> _Source data_
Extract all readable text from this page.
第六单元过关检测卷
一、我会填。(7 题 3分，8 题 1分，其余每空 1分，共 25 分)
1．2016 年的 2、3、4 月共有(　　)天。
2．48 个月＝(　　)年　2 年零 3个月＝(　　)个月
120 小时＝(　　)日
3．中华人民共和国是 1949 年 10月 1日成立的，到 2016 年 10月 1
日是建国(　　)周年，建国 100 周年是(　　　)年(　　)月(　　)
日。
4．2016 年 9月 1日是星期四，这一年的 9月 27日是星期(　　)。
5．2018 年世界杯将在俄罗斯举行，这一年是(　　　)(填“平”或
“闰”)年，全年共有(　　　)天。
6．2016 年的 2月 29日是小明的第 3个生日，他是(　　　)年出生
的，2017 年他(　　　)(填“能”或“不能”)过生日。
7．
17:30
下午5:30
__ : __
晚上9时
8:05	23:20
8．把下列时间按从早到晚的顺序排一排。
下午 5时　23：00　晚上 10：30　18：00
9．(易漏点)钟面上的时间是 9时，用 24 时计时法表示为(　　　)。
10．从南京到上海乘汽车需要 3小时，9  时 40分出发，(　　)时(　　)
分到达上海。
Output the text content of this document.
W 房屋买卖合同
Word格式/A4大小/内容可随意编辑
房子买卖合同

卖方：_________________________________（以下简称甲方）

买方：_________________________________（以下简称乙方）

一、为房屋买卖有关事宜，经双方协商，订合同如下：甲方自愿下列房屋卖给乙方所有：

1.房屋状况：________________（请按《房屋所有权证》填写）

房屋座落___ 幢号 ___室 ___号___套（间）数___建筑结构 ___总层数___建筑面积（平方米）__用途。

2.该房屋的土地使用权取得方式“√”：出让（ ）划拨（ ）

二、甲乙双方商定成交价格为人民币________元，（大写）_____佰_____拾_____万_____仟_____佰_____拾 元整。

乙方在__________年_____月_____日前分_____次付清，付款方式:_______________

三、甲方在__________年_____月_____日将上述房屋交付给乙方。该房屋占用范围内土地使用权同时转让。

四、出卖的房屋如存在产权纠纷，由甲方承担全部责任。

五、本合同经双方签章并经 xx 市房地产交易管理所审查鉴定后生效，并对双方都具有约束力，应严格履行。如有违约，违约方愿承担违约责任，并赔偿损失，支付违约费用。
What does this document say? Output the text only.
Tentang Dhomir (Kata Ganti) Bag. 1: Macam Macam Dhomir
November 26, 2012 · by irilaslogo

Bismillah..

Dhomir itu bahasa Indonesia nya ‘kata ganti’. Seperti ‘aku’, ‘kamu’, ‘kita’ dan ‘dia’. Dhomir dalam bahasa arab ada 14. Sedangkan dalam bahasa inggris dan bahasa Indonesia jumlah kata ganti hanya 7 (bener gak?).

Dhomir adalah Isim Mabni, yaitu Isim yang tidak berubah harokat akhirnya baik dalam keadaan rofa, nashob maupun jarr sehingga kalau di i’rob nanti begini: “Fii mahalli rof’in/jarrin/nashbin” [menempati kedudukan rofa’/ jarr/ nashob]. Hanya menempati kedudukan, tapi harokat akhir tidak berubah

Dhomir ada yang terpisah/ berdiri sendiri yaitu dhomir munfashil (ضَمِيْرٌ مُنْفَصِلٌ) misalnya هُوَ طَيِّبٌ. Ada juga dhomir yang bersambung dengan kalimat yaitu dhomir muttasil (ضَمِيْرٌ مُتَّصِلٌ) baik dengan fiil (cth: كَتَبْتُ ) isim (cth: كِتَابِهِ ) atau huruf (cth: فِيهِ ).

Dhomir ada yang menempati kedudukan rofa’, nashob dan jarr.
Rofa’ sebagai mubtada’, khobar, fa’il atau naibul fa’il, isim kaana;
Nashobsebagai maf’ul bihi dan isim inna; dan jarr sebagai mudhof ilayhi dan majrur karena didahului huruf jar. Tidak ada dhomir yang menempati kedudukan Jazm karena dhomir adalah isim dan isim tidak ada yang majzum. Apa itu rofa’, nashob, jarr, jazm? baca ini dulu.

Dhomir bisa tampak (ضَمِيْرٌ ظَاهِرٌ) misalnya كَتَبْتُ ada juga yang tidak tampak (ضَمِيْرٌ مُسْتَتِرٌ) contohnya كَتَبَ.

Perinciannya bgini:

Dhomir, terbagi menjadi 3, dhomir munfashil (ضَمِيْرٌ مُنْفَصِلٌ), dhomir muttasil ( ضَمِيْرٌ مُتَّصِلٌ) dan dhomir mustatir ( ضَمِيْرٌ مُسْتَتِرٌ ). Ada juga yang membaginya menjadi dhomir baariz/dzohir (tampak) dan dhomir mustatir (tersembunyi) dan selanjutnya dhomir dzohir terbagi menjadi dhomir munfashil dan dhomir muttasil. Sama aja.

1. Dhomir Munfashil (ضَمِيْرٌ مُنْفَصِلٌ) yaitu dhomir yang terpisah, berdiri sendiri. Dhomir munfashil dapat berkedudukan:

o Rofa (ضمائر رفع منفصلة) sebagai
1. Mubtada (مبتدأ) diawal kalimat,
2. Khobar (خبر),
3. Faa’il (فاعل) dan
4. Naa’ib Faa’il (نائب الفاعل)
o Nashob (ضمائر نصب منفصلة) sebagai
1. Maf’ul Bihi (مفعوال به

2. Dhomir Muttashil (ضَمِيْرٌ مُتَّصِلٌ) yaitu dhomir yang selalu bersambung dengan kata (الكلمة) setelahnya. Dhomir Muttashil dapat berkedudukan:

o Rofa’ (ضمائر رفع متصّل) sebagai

> _Task statement_
Output every record above exactly as it appears.

> _Result for this task_
Extract all readable text from this page.
第六单元过关检测卷
一、我会填。(7 题 3分，8 题 1分，其余每空 1分，共 25 分)
1．2016 年的 2、3、4 月共有(　　)天。
2．48 个月＝(　　)年　2 年零 3个月＝(　　)个月
120 小时＝(　　)日
3．中华人民共和国是 1949 年 10月 1日成立的，到 2016 年 10月 1
日是建国(　　)周年，建国 100 周年是(　　　)年(　　)月(　　)
日。
4．2016 年 9月 1日是星期四，这一年的 9月 27日是星期(　　)。
5．2018 年世界杯将在俄罗斯举行，这一年是(　　　)(填“平”或
“闰”)年，全年共有(　　　)天。
6．2016 年的 2月 29日是小明的第 3个生日，他是(　　　)年出生
的，2017 年他(　　　)(填“能”或“不能”)过生日。
7．
17:30
下午5:30
__ : __
晚上9时
8:05	23:20
8．把下列时间按从早到晚的顺序排一排。
下午 5时　23：00　晚上 10：30　18：00
9．(易漏点)钟面上的时间是 9时，用 24 时计时法表示为(　　　)。
10．从南京到上海乘汽车需要 3小时，9  时 40分出发，(　　)时(　　)
分到达上海。
Output the text content of this document.
W 房屋买卖合同
Word格式/A4大小/内容可随意编辑
房子买卖合同

卖方：_________________________________（以下简称甲方）

买方：_________________________________（以下简称乙方）

一、为房屋买卖有关事宜，经双方协商，订合同如下：甲方自愿下列房屋卖给乙方所有：

1.房屋状况：________________（请按《房屋所有权证》填写）

房屋座落___ 幢号 ___室 ___号___套（间）数___建筑结构 ___总层数___建筑面积（平方米）__用途。

2.该房屋的土地使用权取得方式“√”：出让（ ）划拨（ ）

二、甲乙双方商定成交价格为人民币________元，（大写）_____佰_____拾_____万_____仟_____佰_____拾 元整。

乙方在__________年_____月_____日前分_____次付清，付款方式:_______________

三、甲方在__________年_____月_____日将上述房屋交付给乙方。该房屋占用范围内土地使用权同时转让。

四、出卖的房屋如存在产权纠纷，由甲方承担全部责任。

五、本合同经双方签章并经 xx 市房地产交易管理所审查鉴定后生效，并对双方都具有约束力，应严格履行。如有违约，违约方愿承担违约责任，并赔偿损失，支付违约费用。
What does this document say? Output the text only.
Tentang Dhomir (Kata Ganti) Bag. 1: Macam Macam Dhomir
November 26, 2012 · by irilaslogo

Bismillah..

Dhomir itu bahasa Indonesia nya ‘kata ganti’. Seperti ‘aku’, ‘kamu’, ‘kita’ dan ‘dia’. Dhomir dalam bahasa arab ada 14. Sedangkan dalam bahasa inggris dan bahasa Indonesia jumlah kata ganti hanya 7 (bener gak?).

Dhomir adalah Isim Mabni, yaitu Isim yang tidak berubah harokat akhirnya baik dalam keadaan rofa, nashob maupun jarr sehingga kalau di i’rob nanti begini: “Fii mahalli rof’in/jarrin/nashbin” [menempati kedudukan rofa’/ jarr/ nashob]. Hanya menempati kedudukan, tapi harokat akhir tidak berubah

Dhomir ada yang terpisah/ berdiri sendiri yaitu dhomir munfashil (ضَمِيْرٌ مُنْفَصِلٌ) misalnya هُوَ طَيِّبٌ. Ada juga dhomir yang bersambung dengan kalimat yaitu dhomir muttasil (ضَمِيْرٌ مُتَّصِلٌ) baik dengan fiil (cth: كَتَبْتُ ) isim (cth: كِتَابِهِ ) atau huruf (cth: فِيهِ ).

Dhomir ada yang menempati kedudukan rofa’, nashob dan jarr.
Rofa’ sebagai mubtada’, khobar, fa’il atau naibul fa’il, isim kaana;
Nashobsebagai maf’ul bihi dan isim inna; dan jarr sebagai mudhof ilayhi dan majrur karena didahului huruf jar. Tidak ada dhomir yang menempati kedudukan Jazm karena dhomir adalah isim dan isim tidak ada yang majzum. Apa itu rofa’, nashob, jarr, jazm? baca ini dulu.

Dhomir bisa tampak (ضَمِيْرٌ ظَاهِرٌ) misalnya كَتَبْتُ ada juga yang tidak tampak (ضَمِيْرٌ مُسْتَتِرٌ) contohnya كَتَبَ.

Perinciannya bgini:

Dhomir, terbagi menjadi 3, dhomir munfashil (ضَمِيْرٌ مُنْفَصِلٌ), dhomir muttasil ( ضَمِيْرٌ مُتَّصِلٌ) dan dhomir mustatir ( ضَمِيْرٌ مُسْتَتِرٌ ). Ada juga yang membaginya menjadi dhomir baariz/dzohir (tampak) dan dhomir mustatir (tersembunyi) dan selanjutnya dhomir dzohir terbagi menjadi dhomir munfashil dan dhomir muttasil. Sama aja.

1. Dhomir Munfashil (ضَمِيْرٌ مُنْفَصِلٌ) yaitu dhomir yang terpisah, berdiri sendiri. Dhomir munfashil dapat berkedudukan:

o Rofa (ضمائر رفع منفصلة) sebagai
1. Mubtada (مبتدأ) diawal kalimat,
2. Khobar (خبر),
3. Faa’il (فاعل) dan
4. Naa’ib Faa’il (نائب الفاعل)
o Nashob (ضمائر نصب منفصلة) sebagai
1. Maf’ul Bihi (مفعوال به

2. Dhomir Muttashil (ضَمِيْرٌ مُتَّصِلٌ) yaitu dhomir yang selalu bersambung dengan kata (الكلمة) setelahnya. Dhomir Muttashil dapat berkedudukan:

o Rofa’ (ضمائر رفع متصّل) sebagai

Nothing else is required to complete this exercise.